PROBLEM TO SOLVE
Your task is to quote the material that follows, in full and exactly.

⁂

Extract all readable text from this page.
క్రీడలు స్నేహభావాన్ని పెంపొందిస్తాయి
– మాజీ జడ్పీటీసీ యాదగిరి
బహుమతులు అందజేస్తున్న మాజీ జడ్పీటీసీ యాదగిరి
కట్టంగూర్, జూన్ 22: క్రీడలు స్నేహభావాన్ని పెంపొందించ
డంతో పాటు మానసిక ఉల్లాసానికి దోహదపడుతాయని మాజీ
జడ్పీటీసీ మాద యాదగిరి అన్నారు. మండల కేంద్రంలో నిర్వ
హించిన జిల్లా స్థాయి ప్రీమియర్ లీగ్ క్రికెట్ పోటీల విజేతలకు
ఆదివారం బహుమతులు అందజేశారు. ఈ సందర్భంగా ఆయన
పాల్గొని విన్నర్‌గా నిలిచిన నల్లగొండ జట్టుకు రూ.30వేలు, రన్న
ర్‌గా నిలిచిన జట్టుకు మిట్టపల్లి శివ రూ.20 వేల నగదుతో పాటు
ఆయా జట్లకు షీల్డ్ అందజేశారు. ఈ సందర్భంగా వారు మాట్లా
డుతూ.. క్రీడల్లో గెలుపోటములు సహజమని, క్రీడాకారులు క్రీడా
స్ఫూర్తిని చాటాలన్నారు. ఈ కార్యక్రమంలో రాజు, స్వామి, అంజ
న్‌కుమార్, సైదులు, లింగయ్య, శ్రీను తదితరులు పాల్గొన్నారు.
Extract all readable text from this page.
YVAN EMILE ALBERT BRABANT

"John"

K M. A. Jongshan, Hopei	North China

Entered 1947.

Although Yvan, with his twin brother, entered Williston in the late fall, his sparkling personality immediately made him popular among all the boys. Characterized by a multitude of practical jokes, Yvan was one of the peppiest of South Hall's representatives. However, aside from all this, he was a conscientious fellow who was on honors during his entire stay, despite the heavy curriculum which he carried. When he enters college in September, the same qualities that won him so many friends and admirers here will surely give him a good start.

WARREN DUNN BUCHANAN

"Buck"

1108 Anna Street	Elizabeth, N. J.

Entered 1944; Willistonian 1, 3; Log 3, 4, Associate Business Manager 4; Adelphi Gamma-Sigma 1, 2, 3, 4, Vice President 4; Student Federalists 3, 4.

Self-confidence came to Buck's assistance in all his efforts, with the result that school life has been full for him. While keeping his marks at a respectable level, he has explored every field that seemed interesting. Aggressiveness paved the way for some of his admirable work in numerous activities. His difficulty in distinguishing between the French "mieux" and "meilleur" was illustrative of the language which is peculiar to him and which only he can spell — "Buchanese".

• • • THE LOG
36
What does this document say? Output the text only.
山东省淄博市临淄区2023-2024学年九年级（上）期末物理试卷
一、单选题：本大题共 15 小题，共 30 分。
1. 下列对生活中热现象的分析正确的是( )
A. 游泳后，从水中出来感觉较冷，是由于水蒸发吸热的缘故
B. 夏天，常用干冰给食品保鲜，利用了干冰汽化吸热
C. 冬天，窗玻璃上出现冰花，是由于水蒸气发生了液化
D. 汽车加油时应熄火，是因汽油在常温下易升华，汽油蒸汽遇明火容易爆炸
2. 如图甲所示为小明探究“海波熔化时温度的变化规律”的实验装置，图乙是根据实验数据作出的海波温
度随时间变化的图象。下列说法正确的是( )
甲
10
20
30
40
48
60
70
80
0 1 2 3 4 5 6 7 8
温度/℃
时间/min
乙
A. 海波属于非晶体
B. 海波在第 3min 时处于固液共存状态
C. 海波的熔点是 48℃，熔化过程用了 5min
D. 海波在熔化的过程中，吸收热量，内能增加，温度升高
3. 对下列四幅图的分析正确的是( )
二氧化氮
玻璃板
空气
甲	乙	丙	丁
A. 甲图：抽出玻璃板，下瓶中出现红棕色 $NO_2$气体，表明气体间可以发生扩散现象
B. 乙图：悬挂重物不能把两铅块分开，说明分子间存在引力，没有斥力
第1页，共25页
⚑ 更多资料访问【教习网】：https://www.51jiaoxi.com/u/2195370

⁂

SOLUTION
Extract all readable text from this page.
క్రీడలు స్నేహభావాన్ని పెంపొందిస్తాయి
– మాజీ జడ్పీటీసీ యాదగిరి
బహుమతులు అందజేస్తున్న మాజీ జడ్పీటీసీ యాదగిరి
కట్టంగూర్, జూన్ 22: క్రీడలు స్నేహభావాన్ని పెంపొందించ
డంతో పాటు మానసిక ఉల్లాసానికి దోహదపడుతాయని మాజీ
జడ్పీటీసీ మాద యాదగిరి అన్నారు. మండల కేంద్రంలో నిర్వ
హించిన జిల్లా స్థాయి ప్రీమియర్ లీగ్ క్రికెట్ పోటీల విజేతలకు
ఆదివారం బహుమతులు అందజేశారు. ఈ సందర్భంగా ఆయన
పాల్గొని విన్నర్‌గా నిలిచిన నల్లగొండ జట్టుకు రూ.30వేలు, రన్న
ర్‌గా నిలిచిన జట్టుకు మిట్టపల్లి శివ రూ.20 వేల నగదుతో పాటు
ఆయా జట్లకు షీల్డ్ అందజేశారు. ఈ సందర్భంగా వారు మాట్లా
డుతూ.. క్రీడల్లో గెలుపోటములు సహజమని, క్రీడాకారులు క్రీడా
స్ఫూర్తిని చాటాలన్నారు. ఈ కార్యక్రమంలో రాజు, స్వామి, అంజ
న్‌కుమార్, సైదులు, లింగయ్య, శ్రీను తదితరులు పాల్గొన్నారు.
Extract all readable text from this page.
YVAN EMILE ALBERT BRABANT

"John"

K M. A. Jongshan, Hopei	North China

Entered 1947.

Although Yvan, with his twin brother, entered Williston in the late fall, his sparkling personality immediately made him popular among all the boys. Characterized by a multitude of practical jokes, Yvan was one of the peppiest of South Hall's representatives. However, aside from all this, he was a conscientious fellow who was on honors during his entire stay, despite the heavy curriculum which he carried. When he enters college in September, the same qualities that won him so many friends and admirers here will surely give him a good start.

WARREN DUNN BUCHANAN

"Buck"

1108 Anna Street	Elizabeth, N. J.

Entered 1944; Willistonian 1, 3; Log 3, 4, Associate Business Manager 4; Adelphi Gamma-Sigma 1, 2, 3, 4, Vice President 4; Student Federalists 3, 4.

Self-confidence came to Buck's assistance in all his efforts, with the result that school life has been full for him. While keeping his marks at a respectable level, he has explored every field that seemed interesting. Aggressiveness paved the way for some of his admirable work in numerous activities. His difficulty in distinguishing between the French "mieux" and "meilleur" was illustrative of the language which is peculiar to him and which only he can spell — "Buchanese".

• • • THE LOG
36
What does this document say? Output the text only.
山东省淄博市临淄区2023-2024学年九年级（上）期末物理试卷
一、单选题：本大题共 15 小题，共 30 分。
1. 下列对生活中热现象的分析正确的是( )
A. 游泳后，从水中出来感觉较冷，是由于水蒸发吸热的缘故
B. 夏天，常用干冰给食品保鲜，利用了干冰汽化吸热
C. 冬天，窗玻璃上出现冰花，是由于水蒸气发生了液化
D. 汽车加油时应熄火，是因汽油在常温下易升华，汽油蒸汽遇明火容易爆炸
2. 如图甲所示为小明探究“海波熔化时温度的变化规律”的实验装置，图乙是根据实验数据作出的海波温
度随时间变化的图象。下列说法正确的是( )
甲
10
20
30
40
48
60
70
80
0 1 2 3 4 5 6 7 8
温度/℃
时间/min
乙
A. 海波属于非晶体
B. 海波在第 3min 时处于固液共存状态
C. 海波的熔点是 48℃，熔化过程用了 5min
D. 海波在熔化的过程中，吸收热量，内能增加，温度升高
3. 对下列四幅图的分析正确的是( )
二氧化氮
玻璃板
空气
甲	乙	丙	丁
A. 甲图：抽出玻璃板，下瓶中出现红棕色 $NO_2$气体，表明气体间可以发生扩散现象
B. 乙图：悬挂重物不能把两铅块分开，说明分子间存在引力，没有斥力
第1页，共25页
⚑ 更多资料访问【教习网】：https://www.51jiaoxi.com/u/2195370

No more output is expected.